(WHAT IS BEING ASKED):
Switch every "divider" to "separator" in the data lines starting at the line containing "- stat-label: Ogółem: [651, 685, 669, 691]" and ending at the line containing "- player-name[interactable]: atoom_", and give those lines back with nothing else changed.

(DATA SECTION):
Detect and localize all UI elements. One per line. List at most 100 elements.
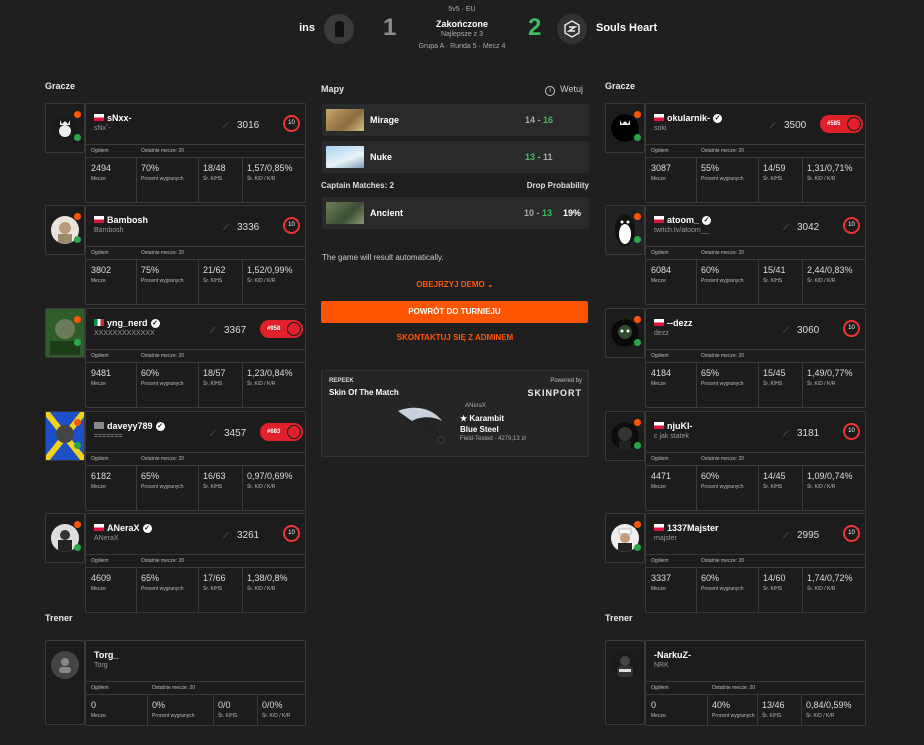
- stat-label: Ogółem: [651, 685, 669, 691]
- divider: [758, 362, 759, 407]
- player-name[interactable]: --dezz: [667, 318, 693, 328]
- player-avatar[interactable]: [605, 205, 645, 255]
- verified-check-icon: ✓: [713, 114, 723, 123]
- stat-label: Ostatnie mecze: 20: [152, 685, 196, 691]
- level-icon: [74, 213, 81, 220]
- stat-winrate: 60%: [141, 368, 160, 378]
- stat-label: Ogółem: [651, 456, 669, 462]
- player-stats: Ogółem Ostatnie mecze: 20 3337 Mecze 60% Proc…: [646, 554, 865, 612]
- stat-label: Mecze: [651, 586, 666, 592]
- map-score: 14 - 16: [525, 115, 554, 125]
- stat-label: Procent wygranych: [701, 484, 744, 490]
- player-name[interactable]: okularnik- ✓: [667, 113, 723, 123]
- stat-label: Śr. K/D / K/R: [807, 278, 836, 284]
- player-name[interactable]: sNxx-: [107, 113, 132, 123]
- player-avatar[interactable]: [45, 411, 85, 461]
- stat-matches: 2494: [91, 163, 112, 173]
- divider: [696, 259, 697, 304]
- player-nickname: soki: [654, 125, 667, 132]
- stat-label: Procent wygranych: [701, 278, 744, 284]
- team-a-coach-heading: Trener: [45, 613, 73, 623]
- skin-finish: Blue Steel: [460, 425, 499, 434]
- stat-khs: 15/45: [763, 368, 786, 378]
- player-avatar[interactable]: [45, 513, 85, 563]
- contact-admin-link[interactable]: SKONTAKTUJ SIĘ Z ADMINEM: [321, 333, 589, 342]
- player-avatar[interactable]: [45, 308, 85, 358]
- team-b-logo[interactable]: [557, 14, 587, 44]
- player-avatar[interactable]: [605, 513, 645, 563]
- player-name[interactable]: yng_nerd ✓: [107, 318, 160, 328]
- player-info: --dezz dezz ⟋ 3060 10 Ogółem Ostatnie mecze: 2…: [645, 308, 866, 408]
- player-avatar[interactable]: [605, 308, 645, 358]
- stat-winrate: 60%: [701, 265, 720, 275]
- watch-demo-link[interactable]: OBEJRZYJ DEMO ⌄: [321, 280, 589, 289]
- stat-label: Mecze: [91, 713, 106, 719]
- map-name: Nuke: [370, 152, 393, 162]
- stat-label: Śr. K/HS: [203, 586, 223, 592]
- trend-icon: ⟋: [210, 326, 216, 335]
- coach-info: Torg_ Torg Ogółem Ostatnie mecze: 20 0 0…: [85, 640, 306, 726]
- player-name[interactable]: atoom_ ✓: [667, 215, 712, 225]
- stat-khs: 14/45: [763, 471, 786, 481]
- player-header: daveyy789 ✓ ======= ⟋ 3457 #683: [86, 412, 305, 452]
- stat-kd: 1,52/0,99%: [247, 265, 293, 275]
- stat-kd: 2,44/0,83%: [807, 265, 853, 275]
- team-a-logo[interactable]: [324, 14, 354, 44]
- stat-label: Ogółem: [91, 456, 109, 462]
- stat-kd: 0,97/0,69%: [247, 471, 293, 481]
- veto-button[interactable]: i Wetuj: [545, 84, 583, 96]
- player-stats: Ogółem Ostatnie mecze: 20 6084 Mecze 60% Proc…: [646, 246, 865, 304]
- sponsor-logo[interactable]: SKINPORT: [527, 388, 582, 398]
- stat-label: Mecze: [651, 381, 666, 387]
- score-b: 13: [542, 208, 553, 218]
- player-name[interactable]: ANeraX ✓: [107, 523, 152, 533]
- coach-avatar[interactable]: [45, 640, 85, 725]
- player-avatar[interactable]: [605, 103, 645, 153]
- player-info: Bambosh Bambosh ⟋ 3336 10 Ogółem Ostatnie mecz…: [85, 205, 306, 305]
- team-a-name[interactable]: ins: [290, 22, 315, 34]
- player-name[interactable]: njuKI-: [667, 421, 693, 431]
- divider: [802, 465, 803, 510]
- coach-name[interactable]: -NarkuZ-: [654, 650, 691, 660]
- level-ring-icon: [287, 425, 301, 439]
- player-name[interactable]: 1337Majster: [667, 523, 719, 533]
- player-avatar[interactable]: [605, 411, 645, 461]
- level-icon: [634, 419, 641, 426]
- divider: [86, 349, 305, 350]
- player-nickname: dezz: [654, 330, 669, 337]
- divider: [758, 465, 759, 510]
- divider: [696, 567, 697, 612]
- stat-label: Procent wygranych: [712, 713, 755, 719]
- back-to-tournament-button[interactable]: POWRÓT DO TURNIEJU: [321, 301, 588, 323]
- skin-of-the-match-card[interactable]: REPEEK Skin Of The Match Powered by SKIN…: [321, 370, 589, 457]
- player-name[interactable]: Bambosh: [107, 215, 148, 225]
- player-avatar[interactable]: [45, 205, 85, 255]
- stat-khs: 17/66: [203, 573, 226, 583]
- player-elo: 3367: [224, 325, 247, 336]
- stat-label: Ogółem: [91, 558, 109, 564]
- coach-avatar[interactable]: [605, 640, 645, 725]
- map-row-ancient[interactable]: Ancient 10 - 13 19%: [322, 197, 589, 229]
- coach-nickname: Torg: [94, 662, 108, 669]
- stat-matches: 6084: [651, 265, 672, 275]
- verified-icon: [634, 442, 641, 449]
- stat-label: Śr. K/HS: [203, 381, 223, 387]
- divider: [646, 259, 865, 260]
- coach-name[interactable]: Torg_: [94, 650, 118, 660]
- country-flag-icon: [654, 216, 664, 223]
- player-name[interactable]: daveyy789 ✓: [107, 421, 165, 431]
- divider: [696, 465, 697, 510]
- stat-label: Procent wygranych: [701, 586, 744, 592]
- country-flag-icon: [94, 114, 104, 121]
- score-a: 13: [525, 152, 536, 162]
- level-icon: [74, 316, 81, 323]
- stat-label: Śr. K/D / K/R: [247, 484, 276, 490]
- map-row-nuke[interactable]: Nuke 13 - 11: [322, 141, 589, 173]
- map-row-mirage[interactable]: Mirage 14 - 16: [322, 104, 589, 136]
- stat-label: Ostatnie mecze: 20: [701, 353, 745, 359]
- player-avatar[interactable]: [45, 103, 85, 153]
- stat-khs: 14/59: [763, 163, 786, 173]
- powered-by: Powered by: [550, 378, 582, 384]
- team-b-name[interactable]: Souls Heart: [596, 22, 657, 34]
- player-stats: Ogółem Ostatnie mecze: 20 4609 Mecze 65% Proc…: [86, 554, 305, 612]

(RESPONSE TO THIS EXERCISE):
- stat-label: Ogółem: [651, 685, 669, 691]
- separator: [758, 362, 759, 407]
- player-name[interactable]: --dezz: [667, 318, 693, 328]
- player-avatar[interactable]: [605, 205, 645, 255]
- verified-check-icon: ✓: [713, 114, 723, 123]
- stat-label: Ostatnie mecze: 20: [152, 685, 196, 691]
- level-icon: [74, 213, 81, 220]
- stat-winrate: 60%: [141, 368, 160, 378]
- stat-label: Ogółem: [651, 456, 669, 462]
- player-stats: Ogółem Ostatnie mecze: 20 3337 Mecze 60% Proc…: [646, 554, 865, 612]
- stat-label: Mecze: [651, 586, 666, 592]
- map-score: 14 - 16: [525, 115, 554, 125]
- stat-label: Procent wygranych: [701, 484, 744, 490]
- player-name[interactable]: okularnik- ✓: [667, 113, 723, 123]
- stat-label: Śr. K/D / K/R: [807, 278, 836, 284]
- player-name[interactable]: sNxx-: [107, 113, 132, 123]
- player-avatar[interactable]: [45, 411, 85, 461]
- stat-matches: 2494: [91, 163, 112, 173]
- separator: [696, 259, 697, 304]
- player-nickname: soki: [654, 125, 667, 132]
- stat-label: Procent wygranych: [701, 278, 744, 284]
- team-a-coach-heading: Trener: [45, 613, 73, 623]
- skin-finish: Blue Steel: [460, 425, 499, 434]
- stat-khs: 15/45: [763, 368, 786, 378]
- player-avatar[interactable]: [45, 513, 85, 563]
- contact-admin-link[interactable]: SKONTAKTUJ SIĘ Z ADMINEM: [321, 333, 589, 342]
- player-avatar[interactable]: [45, 308, 85, 358]
- team-b-logo[interactable]: [557, 14, 587, 44]
- player-avatar[interactable]: [605, 513, 645, 563]
- player-name[interactable]: yng_nerd ✓: [107, 318, 160, 328]
- player-info: --dezz dezz ⟋ 3060 10 Ogółem Ostatnie mecze: 2…: [645, 308, 866, 408]
- player-avatar[interactable]: [605, 308, 645, 358]
- stat-winrate: 60%: [701, 265, 720, 275]
- watch-demo-link[interactable]: OBEJRZYJ DEMO ⌄: [321, 280, 589, 289]
- stat-label: Mecze: [91, 713, 106, 719]
- map-name: Nuke: [370, 152, 393, 162]
- stat-label: Śr. K/HS: [203, 586, 223, 592]
- trend-icon: ⟋: [210, 326, 216, 335]
- coach-info: Torg_ Torg Ogółem Ostatnie mecze: 20 0 0…: [85, 640, 306, 726]
- player-name[interactable]: atoom_ ✓: [667, 215, 712, 225]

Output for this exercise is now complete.